* STATED EXERCISE *
Find each line with the string "this" and report it.

* TASK MATERIAL *
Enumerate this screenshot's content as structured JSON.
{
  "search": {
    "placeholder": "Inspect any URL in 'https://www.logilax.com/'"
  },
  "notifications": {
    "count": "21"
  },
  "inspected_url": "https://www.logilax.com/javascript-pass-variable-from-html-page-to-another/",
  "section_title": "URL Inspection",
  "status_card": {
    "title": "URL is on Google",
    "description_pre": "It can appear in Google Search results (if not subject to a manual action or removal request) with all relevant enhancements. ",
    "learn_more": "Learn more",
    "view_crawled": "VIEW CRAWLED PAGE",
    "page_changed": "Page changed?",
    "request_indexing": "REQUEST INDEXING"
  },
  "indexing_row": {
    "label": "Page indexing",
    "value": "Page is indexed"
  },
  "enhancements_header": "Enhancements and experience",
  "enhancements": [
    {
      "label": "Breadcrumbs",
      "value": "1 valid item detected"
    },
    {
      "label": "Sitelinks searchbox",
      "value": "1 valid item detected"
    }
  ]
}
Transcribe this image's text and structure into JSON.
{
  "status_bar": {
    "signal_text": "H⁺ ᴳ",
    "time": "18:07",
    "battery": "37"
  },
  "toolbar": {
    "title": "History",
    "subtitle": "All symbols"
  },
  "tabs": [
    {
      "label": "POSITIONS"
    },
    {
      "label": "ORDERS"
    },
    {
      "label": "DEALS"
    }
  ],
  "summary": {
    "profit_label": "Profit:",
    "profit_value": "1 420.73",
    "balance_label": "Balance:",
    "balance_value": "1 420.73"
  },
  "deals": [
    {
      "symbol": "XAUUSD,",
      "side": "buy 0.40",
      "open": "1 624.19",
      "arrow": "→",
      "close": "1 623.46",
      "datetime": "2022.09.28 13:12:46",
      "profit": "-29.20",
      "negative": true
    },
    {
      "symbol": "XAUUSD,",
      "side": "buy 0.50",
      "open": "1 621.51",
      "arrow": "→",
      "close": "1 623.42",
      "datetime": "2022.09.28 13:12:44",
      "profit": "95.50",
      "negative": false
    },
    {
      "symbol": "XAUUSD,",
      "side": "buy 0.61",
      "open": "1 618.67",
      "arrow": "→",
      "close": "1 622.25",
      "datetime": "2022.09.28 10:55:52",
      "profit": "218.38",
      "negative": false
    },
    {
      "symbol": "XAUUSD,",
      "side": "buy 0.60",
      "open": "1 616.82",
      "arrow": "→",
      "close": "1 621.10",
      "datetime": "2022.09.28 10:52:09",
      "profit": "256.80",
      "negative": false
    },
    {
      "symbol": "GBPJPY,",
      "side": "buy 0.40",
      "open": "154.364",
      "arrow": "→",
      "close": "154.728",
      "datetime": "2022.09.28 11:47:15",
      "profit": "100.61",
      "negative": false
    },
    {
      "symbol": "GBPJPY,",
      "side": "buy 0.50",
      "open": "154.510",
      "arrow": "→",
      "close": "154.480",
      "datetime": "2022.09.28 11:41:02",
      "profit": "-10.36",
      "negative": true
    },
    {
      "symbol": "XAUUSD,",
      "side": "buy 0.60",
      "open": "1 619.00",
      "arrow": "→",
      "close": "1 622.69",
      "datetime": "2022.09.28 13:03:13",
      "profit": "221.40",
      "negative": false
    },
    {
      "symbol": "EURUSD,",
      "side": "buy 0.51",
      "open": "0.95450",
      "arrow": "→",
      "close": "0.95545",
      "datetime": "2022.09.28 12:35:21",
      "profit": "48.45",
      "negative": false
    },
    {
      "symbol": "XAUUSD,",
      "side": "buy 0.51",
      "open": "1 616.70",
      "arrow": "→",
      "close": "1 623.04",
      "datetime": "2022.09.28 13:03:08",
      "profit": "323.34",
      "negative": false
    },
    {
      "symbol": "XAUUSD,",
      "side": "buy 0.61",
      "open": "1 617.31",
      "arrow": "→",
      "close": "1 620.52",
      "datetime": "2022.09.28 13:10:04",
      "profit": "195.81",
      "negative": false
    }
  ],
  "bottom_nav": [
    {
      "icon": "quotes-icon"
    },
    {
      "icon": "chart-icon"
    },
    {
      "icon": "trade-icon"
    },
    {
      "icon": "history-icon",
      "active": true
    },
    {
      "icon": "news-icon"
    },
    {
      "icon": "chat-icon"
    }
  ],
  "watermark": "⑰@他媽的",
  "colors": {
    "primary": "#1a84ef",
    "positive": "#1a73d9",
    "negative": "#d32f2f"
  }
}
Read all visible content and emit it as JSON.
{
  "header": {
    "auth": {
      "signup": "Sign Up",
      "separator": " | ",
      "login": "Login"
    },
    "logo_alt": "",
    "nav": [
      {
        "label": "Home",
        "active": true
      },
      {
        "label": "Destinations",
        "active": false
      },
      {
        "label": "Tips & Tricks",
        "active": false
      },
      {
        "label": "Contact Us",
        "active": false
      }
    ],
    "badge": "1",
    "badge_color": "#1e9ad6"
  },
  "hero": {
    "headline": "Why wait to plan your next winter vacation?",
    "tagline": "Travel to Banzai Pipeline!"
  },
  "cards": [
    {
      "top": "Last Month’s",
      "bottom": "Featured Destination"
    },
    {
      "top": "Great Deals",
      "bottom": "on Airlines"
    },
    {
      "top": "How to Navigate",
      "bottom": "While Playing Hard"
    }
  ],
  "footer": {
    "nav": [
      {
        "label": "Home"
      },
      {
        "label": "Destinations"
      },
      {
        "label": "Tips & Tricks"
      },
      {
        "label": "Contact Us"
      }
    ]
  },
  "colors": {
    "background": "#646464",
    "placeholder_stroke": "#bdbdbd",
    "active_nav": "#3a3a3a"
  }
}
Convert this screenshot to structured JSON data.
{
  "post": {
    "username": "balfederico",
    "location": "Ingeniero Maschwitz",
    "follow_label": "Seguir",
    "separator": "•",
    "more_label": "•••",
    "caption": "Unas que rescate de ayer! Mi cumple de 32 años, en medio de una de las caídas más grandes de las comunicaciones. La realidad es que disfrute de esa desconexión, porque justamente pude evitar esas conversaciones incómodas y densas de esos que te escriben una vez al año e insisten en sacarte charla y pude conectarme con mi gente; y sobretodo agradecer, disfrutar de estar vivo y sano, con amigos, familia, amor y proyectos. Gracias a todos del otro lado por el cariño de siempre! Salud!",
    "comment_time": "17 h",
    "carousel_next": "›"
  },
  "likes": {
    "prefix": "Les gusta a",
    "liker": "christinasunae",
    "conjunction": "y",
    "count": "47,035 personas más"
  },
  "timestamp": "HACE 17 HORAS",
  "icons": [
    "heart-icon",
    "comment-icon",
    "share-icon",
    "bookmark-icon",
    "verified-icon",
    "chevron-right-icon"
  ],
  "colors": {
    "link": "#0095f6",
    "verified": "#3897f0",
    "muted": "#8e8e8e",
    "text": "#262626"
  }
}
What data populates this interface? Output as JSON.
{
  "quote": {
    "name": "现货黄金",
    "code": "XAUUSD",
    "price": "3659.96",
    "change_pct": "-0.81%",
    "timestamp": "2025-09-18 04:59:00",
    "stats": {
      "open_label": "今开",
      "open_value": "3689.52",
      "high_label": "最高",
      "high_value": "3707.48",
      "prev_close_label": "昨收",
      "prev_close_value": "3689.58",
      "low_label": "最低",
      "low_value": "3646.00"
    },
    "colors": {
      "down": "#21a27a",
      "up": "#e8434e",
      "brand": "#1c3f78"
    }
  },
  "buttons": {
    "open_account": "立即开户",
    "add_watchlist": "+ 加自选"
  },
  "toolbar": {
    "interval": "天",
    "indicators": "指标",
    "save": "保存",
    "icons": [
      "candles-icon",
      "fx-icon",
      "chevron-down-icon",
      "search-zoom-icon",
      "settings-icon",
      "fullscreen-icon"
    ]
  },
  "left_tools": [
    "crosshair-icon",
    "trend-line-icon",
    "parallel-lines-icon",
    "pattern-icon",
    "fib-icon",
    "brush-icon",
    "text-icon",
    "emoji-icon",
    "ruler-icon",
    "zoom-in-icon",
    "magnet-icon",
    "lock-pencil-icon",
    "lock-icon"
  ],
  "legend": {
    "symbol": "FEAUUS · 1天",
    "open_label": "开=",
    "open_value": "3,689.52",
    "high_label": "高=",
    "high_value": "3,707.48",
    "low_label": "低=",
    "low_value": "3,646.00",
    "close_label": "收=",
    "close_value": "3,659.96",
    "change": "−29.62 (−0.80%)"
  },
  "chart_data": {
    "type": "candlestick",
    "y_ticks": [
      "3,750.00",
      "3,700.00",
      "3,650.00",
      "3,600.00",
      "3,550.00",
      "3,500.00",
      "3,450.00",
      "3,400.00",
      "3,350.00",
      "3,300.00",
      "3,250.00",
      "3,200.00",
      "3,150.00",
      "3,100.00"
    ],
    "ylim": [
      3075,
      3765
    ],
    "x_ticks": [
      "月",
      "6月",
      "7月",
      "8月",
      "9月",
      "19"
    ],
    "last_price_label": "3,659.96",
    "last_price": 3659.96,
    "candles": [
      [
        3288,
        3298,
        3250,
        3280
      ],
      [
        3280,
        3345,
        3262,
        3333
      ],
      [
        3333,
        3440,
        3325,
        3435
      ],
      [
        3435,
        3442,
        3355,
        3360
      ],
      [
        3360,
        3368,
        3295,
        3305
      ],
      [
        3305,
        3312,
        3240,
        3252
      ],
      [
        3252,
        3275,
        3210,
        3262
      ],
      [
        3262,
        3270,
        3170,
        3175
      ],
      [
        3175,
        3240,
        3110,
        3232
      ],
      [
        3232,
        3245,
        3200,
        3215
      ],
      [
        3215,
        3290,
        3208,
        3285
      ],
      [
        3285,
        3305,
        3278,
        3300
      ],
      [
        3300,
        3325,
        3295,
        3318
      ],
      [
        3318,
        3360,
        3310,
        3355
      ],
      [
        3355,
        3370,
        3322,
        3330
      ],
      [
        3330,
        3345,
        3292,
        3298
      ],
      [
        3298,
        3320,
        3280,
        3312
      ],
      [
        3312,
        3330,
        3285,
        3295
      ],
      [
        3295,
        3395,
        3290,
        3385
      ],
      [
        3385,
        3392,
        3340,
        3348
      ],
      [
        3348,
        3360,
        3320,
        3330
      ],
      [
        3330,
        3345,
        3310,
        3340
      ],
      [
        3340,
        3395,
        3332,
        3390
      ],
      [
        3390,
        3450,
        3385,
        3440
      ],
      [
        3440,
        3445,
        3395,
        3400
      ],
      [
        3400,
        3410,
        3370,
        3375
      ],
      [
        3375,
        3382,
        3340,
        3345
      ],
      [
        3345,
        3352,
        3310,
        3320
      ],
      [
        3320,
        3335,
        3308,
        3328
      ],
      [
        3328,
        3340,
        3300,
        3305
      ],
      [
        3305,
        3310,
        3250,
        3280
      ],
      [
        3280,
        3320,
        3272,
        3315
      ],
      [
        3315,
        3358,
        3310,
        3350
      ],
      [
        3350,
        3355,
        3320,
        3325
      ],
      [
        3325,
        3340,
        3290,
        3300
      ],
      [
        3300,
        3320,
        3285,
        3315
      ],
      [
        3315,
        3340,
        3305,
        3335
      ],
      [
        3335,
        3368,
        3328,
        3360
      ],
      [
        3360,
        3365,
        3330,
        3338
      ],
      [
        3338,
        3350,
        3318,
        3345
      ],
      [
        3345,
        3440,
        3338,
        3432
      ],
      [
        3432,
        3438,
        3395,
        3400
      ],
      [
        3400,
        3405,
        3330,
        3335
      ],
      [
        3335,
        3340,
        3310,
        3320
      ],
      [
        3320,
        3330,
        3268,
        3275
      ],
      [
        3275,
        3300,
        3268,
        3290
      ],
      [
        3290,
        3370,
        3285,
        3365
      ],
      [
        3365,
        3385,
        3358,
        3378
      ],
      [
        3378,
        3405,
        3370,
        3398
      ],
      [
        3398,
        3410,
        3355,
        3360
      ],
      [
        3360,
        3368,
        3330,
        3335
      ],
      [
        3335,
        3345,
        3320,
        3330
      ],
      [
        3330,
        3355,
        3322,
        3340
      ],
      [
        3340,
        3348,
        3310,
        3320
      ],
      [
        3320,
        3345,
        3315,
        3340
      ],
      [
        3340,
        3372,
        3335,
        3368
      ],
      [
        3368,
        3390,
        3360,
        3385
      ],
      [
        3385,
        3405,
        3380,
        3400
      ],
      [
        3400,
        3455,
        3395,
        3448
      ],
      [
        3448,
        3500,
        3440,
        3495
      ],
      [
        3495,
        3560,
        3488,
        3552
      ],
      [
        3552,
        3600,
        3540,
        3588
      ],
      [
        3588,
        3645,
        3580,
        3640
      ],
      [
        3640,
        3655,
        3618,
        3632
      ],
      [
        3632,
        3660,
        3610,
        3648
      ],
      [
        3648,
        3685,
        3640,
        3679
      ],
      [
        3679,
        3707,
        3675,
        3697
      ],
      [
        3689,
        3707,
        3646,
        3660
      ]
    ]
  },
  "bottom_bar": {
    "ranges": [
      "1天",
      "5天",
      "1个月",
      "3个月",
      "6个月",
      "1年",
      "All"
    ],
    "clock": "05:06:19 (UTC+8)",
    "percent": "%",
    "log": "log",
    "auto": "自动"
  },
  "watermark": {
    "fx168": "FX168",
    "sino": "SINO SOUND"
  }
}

* EXPECTED ANSWER *
Enumerate this screenshot's content as structured JSON.
Transcribe this image's text and structure into JSON.
Convert this screenshot to structured JSON data.
What data populates this interface? Output as JSON.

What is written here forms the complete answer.